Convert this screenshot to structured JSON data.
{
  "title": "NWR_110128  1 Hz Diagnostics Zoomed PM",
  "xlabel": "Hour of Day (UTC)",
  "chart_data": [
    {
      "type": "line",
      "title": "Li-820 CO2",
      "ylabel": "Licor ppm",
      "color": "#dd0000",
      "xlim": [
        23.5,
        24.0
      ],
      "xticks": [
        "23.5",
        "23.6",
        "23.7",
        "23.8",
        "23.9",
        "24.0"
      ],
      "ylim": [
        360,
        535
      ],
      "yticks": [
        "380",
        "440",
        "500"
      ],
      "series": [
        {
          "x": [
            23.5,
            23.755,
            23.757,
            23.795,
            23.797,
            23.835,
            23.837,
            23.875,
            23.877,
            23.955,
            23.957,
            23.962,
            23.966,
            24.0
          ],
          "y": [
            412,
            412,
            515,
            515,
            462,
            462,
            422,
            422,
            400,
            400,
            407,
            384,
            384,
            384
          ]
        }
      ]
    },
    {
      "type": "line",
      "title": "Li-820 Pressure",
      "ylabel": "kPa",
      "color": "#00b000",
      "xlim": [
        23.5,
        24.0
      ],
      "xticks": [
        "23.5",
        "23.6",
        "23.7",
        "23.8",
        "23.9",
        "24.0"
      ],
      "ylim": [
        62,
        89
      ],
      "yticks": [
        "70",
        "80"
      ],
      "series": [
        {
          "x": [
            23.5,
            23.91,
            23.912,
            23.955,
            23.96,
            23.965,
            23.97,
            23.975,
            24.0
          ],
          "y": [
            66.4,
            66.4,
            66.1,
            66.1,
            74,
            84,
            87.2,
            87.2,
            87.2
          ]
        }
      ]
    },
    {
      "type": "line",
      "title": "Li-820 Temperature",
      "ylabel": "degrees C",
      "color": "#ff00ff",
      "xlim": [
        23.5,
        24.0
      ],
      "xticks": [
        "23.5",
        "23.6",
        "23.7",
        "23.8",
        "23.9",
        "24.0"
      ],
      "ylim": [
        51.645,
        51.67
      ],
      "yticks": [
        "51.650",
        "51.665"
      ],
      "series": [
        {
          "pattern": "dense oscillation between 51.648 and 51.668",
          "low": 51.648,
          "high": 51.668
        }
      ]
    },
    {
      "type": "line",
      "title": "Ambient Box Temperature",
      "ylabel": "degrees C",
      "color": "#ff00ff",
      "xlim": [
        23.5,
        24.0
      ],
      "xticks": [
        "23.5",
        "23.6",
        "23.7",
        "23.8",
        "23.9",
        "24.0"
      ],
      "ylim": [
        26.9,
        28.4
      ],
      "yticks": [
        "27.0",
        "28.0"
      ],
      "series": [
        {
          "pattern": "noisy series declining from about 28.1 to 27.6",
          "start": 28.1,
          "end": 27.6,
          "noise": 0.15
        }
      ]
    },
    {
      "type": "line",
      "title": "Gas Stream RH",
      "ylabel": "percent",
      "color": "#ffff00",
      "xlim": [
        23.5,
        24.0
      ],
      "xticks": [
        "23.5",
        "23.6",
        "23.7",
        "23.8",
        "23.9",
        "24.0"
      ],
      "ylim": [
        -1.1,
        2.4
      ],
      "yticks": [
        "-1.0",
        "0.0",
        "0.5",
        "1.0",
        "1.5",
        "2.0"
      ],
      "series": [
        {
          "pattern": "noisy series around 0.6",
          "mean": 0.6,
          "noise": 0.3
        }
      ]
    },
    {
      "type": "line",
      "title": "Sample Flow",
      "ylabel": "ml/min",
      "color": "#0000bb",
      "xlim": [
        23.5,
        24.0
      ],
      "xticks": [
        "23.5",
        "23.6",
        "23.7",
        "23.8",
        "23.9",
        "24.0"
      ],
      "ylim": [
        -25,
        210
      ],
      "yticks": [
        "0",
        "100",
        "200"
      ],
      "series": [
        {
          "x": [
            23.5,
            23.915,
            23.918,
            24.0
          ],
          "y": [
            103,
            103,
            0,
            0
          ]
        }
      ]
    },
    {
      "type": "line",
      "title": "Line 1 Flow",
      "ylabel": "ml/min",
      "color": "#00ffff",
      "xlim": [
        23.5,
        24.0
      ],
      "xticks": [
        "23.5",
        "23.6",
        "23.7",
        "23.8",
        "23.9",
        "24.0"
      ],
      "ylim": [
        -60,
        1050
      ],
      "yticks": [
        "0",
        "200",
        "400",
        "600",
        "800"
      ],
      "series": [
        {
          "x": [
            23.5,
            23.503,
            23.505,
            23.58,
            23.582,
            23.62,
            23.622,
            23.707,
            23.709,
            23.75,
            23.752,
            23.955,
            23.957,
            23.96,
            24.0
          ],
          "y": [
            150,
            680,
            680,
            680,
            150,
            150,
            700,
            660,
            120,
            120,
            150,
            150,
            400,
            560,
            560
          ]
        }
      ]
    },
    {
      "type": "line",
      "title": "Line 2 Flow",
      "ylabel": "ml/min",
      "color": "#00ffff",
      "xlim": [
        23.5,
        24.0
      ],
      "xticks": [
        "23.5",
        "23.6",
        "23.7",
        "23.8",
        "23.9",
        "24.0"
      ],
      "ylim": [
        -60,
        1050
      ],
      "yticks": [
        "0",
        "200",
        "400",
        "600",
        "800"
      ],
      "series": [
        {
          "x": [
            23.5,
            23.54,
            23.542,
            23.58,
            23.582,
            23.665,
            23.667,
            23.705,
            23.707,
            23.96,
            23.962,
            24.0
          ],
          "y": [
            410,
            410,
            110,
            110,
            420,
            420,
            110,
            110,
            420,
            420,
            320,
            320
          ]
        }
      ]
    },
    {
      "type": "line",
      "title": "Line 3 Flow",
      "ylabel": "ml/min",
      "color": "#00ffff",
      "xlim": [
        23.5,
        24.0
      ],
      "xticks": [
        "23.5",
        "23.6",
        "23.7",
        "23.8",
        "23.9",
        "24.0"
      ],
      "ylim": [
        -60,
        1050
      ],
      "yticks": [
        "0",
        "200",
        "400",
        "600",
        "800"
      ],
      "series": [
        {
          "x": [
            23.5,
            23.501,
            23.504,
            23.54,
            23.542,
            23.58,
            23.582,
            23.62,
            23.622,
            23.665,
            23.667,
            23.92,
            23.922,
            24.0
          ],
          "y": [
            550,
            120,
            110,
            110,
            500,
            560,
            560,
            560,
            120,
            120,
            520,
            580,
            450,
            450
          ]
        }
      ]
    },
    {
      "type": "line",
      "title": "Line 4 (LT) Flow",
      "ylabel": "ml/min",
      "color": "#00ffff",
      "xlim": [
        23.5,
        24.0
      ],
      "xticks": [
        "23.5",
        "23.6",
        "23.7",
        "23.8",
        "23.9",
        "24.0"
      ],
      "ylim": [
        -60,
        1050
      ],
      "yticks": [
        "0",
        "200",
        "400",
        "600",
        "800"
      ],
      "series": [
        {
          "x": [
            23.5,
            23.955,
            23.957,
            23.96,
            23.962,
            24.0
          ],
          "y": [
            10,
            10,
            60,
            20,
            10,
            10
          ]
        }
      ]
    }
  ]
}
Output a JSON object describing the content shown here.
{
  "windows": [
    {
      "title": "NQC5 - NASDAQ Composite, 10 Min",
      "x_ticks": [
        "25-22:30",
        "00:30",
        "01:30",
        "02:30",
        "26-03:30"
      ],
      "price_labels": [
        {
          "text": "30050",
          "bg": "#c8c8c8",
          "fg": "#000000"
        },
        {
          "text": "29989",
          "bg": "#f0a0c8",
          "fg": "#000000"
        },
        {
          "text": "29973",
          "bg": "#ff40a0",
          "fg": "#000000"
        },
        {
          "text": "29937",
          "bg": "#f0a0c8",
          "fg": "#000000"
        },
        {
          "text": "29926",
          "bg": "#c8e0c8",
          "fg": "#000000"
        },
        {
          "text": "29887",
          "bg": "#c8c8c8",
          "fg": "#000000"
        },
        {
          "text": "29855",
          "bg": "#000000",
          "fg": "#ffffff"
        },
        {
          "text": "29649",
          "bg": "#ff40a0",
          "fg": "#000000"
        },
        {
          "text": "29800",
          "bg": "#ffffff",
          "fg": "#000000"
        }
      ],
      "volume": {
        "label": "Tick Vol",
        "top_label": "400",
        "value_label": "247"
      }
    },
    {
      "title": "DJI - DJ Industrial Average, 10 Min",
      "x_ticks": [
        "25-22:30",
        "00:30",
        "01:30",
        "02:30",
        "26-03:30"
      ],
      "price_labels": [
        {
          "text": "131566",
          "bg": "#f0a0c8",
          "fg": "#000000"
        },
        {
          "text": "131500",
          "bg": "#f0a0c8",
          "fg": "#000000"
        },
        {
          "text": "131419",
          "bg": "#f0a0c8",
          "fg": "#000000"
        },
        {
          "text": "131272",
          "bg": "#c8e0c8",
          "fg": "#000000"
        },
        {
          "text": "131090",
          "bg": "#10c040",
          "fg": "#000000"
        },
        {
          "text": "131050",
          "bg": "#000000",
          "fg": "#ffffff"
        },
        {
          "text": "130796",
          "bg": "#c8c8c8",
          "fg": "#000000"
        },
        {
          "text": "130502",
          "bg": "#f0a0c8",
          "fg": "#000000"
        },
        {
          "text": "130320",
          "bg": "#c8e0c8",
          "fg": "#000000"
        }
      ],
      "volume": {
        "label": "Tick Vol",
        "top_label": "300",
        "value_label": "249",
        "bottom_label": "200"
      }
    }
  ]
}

**WHAT THIS TASK INVOLVES:** From the material above, copy each line that includes the word "Flow".

**IN RESPONSE:**
      "title": "Sample Flow",
      "title": "Line 1 Flow",
      "title": "Line 2 Flow",
      "title": "Line 3 Flow",
      "title": "Line 4 (LT) Flow",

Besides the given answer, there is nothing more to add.